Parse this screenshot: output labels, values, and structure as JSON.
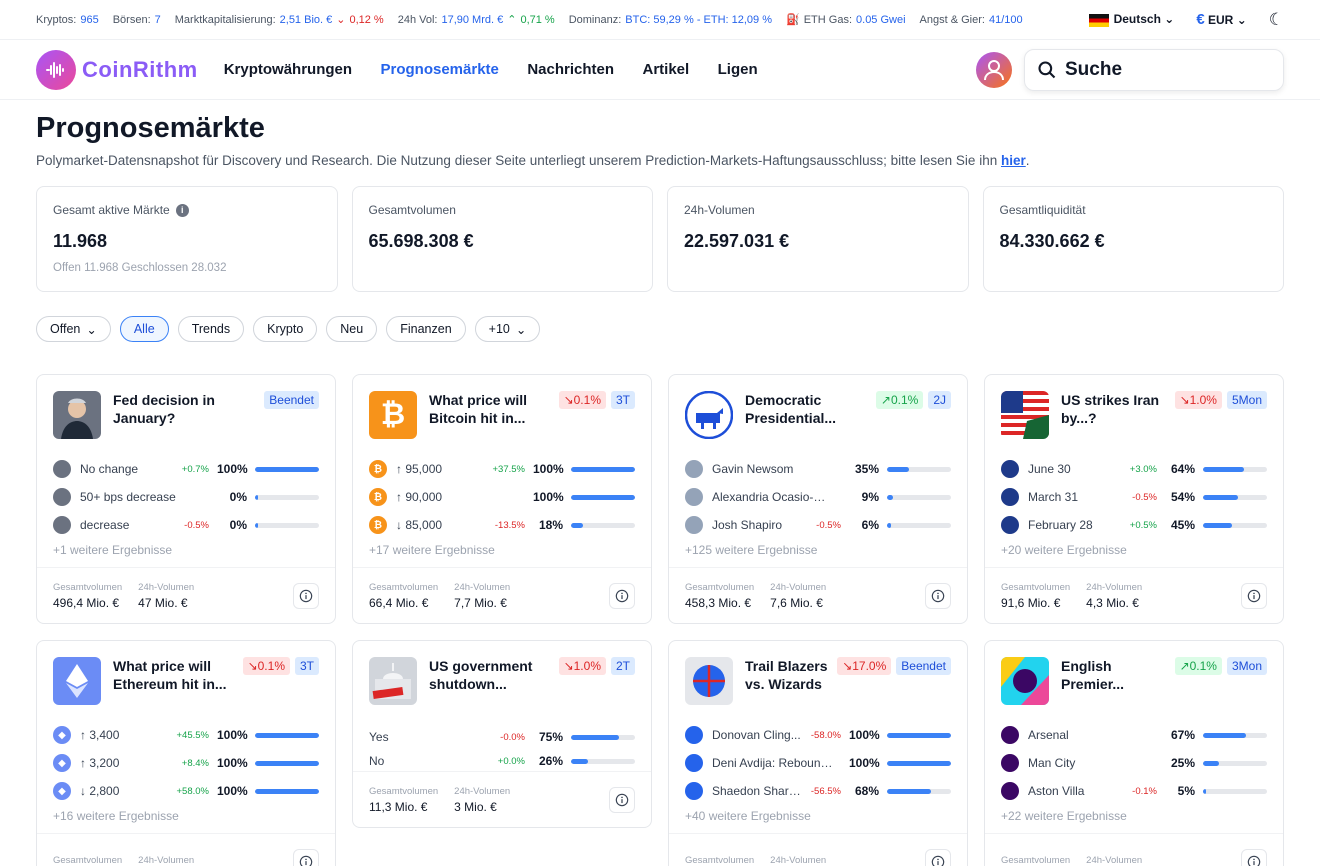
{
  "ticker": {
    "cryptos_label": "Kryptos:",
    "cryptos": "965",
    "exchanges_label": "Börsen:",
    "exchanges": "7",
    "mcap_label": "Marktkapitalisierung:",
    "mcap": "2,51 Bio. €",
    "mcap_change": "0,12 %",
    "vol_label": "24h Vol:",
    "vol": "17,90 Mrd. €",
    "vol_change": "0,71 %",
    "dom_label": "Dominanz:",
    "dom": "BTC: 59,29 % - ETH: 12,09 %",
    "gas_label": "ETH Gas:",
    "gas": "0.05 Gwei",
    "fg_label": "Angst & Gier:",
    "fg": "41/100",
    "language": "Deutsch",
    "currency": "EUR"
  },
  "nav": {
    "brand": "CoinRithm",
    "items": [
      "Kryptowährungen",
      "Prognosemärkte",
      "Nachrichten",
      "Artikel",
      "Ligen"
    ],
    "search": "Suche"
  },
  "page": {
    "title": "Prognosemärkte",
    "subtitle": "Polymarket-Datensnapshot für Discovery und Research. Die Nutzung dieser Seite unterliegt unserem Prediction-Markets-Haftungsausschluss; bitte lesen Sie ihn ",
    "subtitle_link": "hier",
    "subtitle_end": "."
  },
  "stats": [
    {
      "label": "Gesamt aktive Märkte",
      "value": "11.968",
      "sub": "Offen 11.968   Geschlossen 28.032"
    },
    {
      "label": "Gesamtvolumen",
      "value": "65.698.308 €",
      "sub": ""
    },
    {
      "label": "24h-Volumen",
      "value": "22.597.031 €",
      "sub": ""
    },
    {
      "label": "Gesamtliquidität",
      "value": "84.330.662 €",
      "sub": ""
    }
  ],
  "filters": [
    "Offen",
    "Alle",
    "Trends",
    "Krypto",
    "Neu",
    "Finanzen",
    "+10"
  ],
  "foot_labels": {
    "total": "Gesamtvolumen",
    "day": "24h-Volumen"
  },
  "cards": [
    {
      "title": "Fed decision in January?",
      "badges": [
        {
          "t": "Beendet",
          "c": "blue"
        }
      ],
      "thumb": "fed",
      "rows": [
        {
          "n": "No change",
          "c": "+0.7%",
          "p": "100%",
          "v": 1
        },
        {
          "n": "50+ bps decrease",
          "c": "",
          "p": "0%",
          "v": 0
        },
        {
          "n": "decrease",
          "c": "-0.5%",
          "p": "0%",
          "v": 0
        }
      ],
      "more": "+1 weitere Ergebnisse",
      "total": "496,4 Mio. €",
      "day": "47 Mio. €"
    },
    {
      "title": "What price will Bitcoin hit in...",
      "badges": [
        {
          "t": "↘0.1%",
          "c": "red"
        },
        {
          "t": "3T",
          "c": "blue"
        }
      ],
      "thumb": "btc",
      "rows": [
        {
          "n": "↑ 95,000",
          "c": "+37.5%",
          "p": "100%",
          "v": 1
        },
        {
          "n": "↑ 90,000",
          "c": "",
          "p": "100%",
          "v": 1
        },
        {
          "n": "↓ 85,000",
          "c": "-13.5%",
          "p": "18%",
          "v": 0.18
        }
      ],
      "more": "+17 weitere Ergebnisse",
      "total": "66,4 Mio. €",
      "day": "7,7 Mio. €"
    },
    {
      "title": "Democratic Presidential...",
      "badges": [
        {
          "t": "↗0.1%",
          "c": "green"
        },
        {
          "t": "2J",
          "c": "blue"
        }
      ],
      "thumb": "dem",
      "rows": [
        {
          "n": "Gavin Newsom",
          "c": "",
          "p": "35%",
          "v": 0.35
        },
        {
          "n": "Alexandria Ocasio-Cortez",
          "c": "",
          "p": "9%",
          "v": 0.09
        },
        {
          "n": "Josh Shapiro",
          "c": "-0.5%",
          "p": "6%",
          "v": 0.06
        }
      ],
      "more": "+125 weitere Ergebnisse",
      "total": "458,3 Mio. €",
      "day": "7,6 Mio. €"
    },
    {
      "title": "US strikes Iran by...?",
      "badges": [
        {
          "t": "↘1.0%",
          "c": "red"
        },
        {
          "t": "5Mon",
          "c": "blue"
        }
      ],
      "thumb": "usiran",
      "rows": [
        {
          "n": "June 30",
          "c": "+3.0%",
          "p": "64%",
          "v": 0.64
        },
        {
          "n": "March 31",
          "c": "-0.5%",
          "p": "54%",
          "v": 0.54
        },
        {
          "n": "February 28",
          "c": "+0.5%",
          "p": "45%",
          "v": 0.45
        }
      ],
      "more": "+20 weitere Ergebnisse",
      "total": "91,6 Mio. €",
      "day": "4,3 Mio. €"
    },
    {
      "title": "What price will Ethereum hit in...",
      "badges": [
        {
          "t": "↘0.1%",
          "c": "red"
        },
        {
          "t": "3T",
          "c": "blue"
        }
      ],
      "thumb": "eth",
      "rows": [
        {
          "n": "↑ 3,400",
          "c": "+45.5%",
          "p": "100%",
          "v": 1
        },
        {
          "n": "↑ 3,200",
          "c": "+8.4%",
          "p": "100%",
          "v": 1
        },
        {
          "n": "↓ 2,800",
          "c": "+58.0%",
          "p": "100%",
          "v": 1
        }
      ],
      "more": "+16 weitere Ergebnisse",
      "total": "",
      "day": ""
    },
    {
      "title": "US government shutdown...",
      "badges": [
        {
          "t": "↘1.0%",
          "c": "red"
        },
        {
          "t": "2T",
          "c": "blue"
        }
      ],
      "thumb": "gov",
      "rows": [
        {
          "n": "Yes",
          "c": "-0.0%",
          "p": "75%",
          "v": 0.75
        },
        {
          "n": "No",
          "c": "+0.0%",
          "p": "26%",
          "v": 0.26
        }
      ],
      "more": "",
      "total": "11,3 Mio. €",
      "day": "3 Mio. €"
    },
    {
      "title": "Trail Blazers vs. Wizards",
      "badges": [
        {
          "t": "↘17.0%",
          "c": "red"
        },
        {
          "t": "Beendet",
          "c": "blue"
        }
      ],
      "thumb": "nba",
      "rows": [
        {
          "n": "Donovan Cling...",
          "c": "-58.0%",
          "p": "100%",
          "v": 1
        },
        {
          "n": "Deni Avdija: Rebounds...",
          "c": "",
          "p": "100%",
          "v": 1
        },
        {
          "n": "Shaedon Sharp...",
          "c": "-56.5%",
          "p": "68%",
          "v": 0.68
        }
      ],
      "more": "+40 weitere Ergebnisse",
      "total": "",
      "day": ""
    },
    {
      "title": "English Premier...",
      "badges": [
        {
          "t": "↗0.1%",
          "c": "green"
        },
        {
          "t": "3Mon",
          "c": "blue"
        }
      ],
      "thumb": "epl",
      "rows": [
        {
          "n": "Arsenal",
          "c": "",
          "p": "67%",
          "v": 0.67
        },
        {
          "n": "Man City",
          "c": "",
          "p": "25%",
          "v": 0.25
        },
        {
          "n": "Aston Villa",
          "c": "-0.1%",
          "p": "5%",
          "v": 0.05
        }
      ],
      "more": "+22 weitere Ergebnisse",
      "total": "",
      "day": ""
    }
  ]
}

━━━━

CHALLENGE: Using the material above, count the lines containing the word "more". Reply with the number alone.

OUTPUT BELOW: 8